◆ **Directive**:
Using the listing below, please gather every line containing the word "this".

◆ **Material for the task**:
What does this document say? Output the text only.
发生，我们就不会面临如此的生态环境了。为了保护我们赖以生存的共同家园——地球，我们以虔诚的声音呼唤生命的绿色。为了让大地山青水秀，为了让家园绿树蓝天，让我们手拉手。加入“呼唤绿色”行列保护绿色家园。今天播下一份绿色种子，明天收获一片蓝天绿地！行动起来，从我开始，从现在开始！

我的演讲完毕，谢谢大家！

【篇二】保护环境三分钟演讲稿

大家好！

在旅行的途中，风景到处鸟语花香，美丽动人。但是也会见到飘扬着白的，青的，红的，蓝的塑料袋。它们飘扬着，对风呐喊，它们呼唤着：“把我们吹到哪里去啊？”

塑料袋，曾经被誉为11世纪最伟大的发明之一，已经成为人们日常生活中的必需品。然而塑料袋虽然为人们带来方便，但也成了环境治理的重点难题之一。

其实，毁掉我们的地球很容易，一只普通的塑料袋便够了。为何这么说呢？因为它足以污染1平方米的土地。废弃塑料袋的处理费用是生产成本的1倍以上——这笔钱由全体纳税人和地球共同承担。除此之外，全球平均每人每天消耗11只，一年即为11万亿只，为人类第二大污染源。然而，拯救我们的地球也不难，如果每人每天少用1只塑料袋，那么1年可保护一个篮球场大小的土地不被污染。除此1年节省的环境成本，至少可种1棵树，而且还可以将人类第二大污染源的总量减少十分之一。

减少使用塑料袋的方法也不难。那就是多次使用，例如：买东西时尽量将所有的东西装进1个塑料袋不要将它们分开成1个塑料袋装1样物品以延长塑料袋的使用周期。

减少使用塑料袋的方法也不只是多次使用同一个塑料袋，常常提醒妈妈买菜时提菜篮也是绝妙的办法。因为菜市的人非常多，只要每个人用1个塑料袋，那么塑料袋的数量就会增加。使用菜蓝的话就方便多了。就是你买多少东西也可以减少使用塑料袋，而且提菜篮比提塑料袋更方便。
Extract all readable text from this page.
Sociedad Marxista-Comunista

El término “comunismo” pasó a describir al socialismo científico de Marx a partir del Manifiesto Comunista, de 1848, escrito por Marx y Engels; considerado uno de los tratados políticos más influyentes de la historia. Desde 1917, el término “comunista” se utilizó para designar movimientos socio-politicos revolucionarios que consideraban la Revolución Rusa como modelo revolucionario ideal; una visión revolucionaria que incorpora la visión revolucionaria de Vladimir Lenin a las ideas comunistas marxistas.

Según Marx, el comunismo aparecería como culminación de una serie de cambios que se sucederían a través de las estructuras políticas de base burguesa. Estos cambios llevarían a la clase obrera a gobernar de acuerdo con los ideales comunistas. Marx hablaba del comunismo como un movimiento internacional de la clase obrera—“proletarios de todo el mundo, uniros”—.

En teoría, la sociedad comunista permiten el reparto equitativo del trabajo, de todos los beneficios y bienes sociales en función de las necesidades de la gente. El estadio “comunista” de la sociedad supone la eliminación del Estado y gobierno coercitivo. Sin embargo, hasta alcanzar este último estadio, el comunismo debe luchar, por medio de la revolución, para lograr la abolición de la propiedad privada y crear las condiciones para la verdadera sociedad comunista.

◆ **Exercise solution**:
What does this document say? Output the text only.
Extract all readable text from this page.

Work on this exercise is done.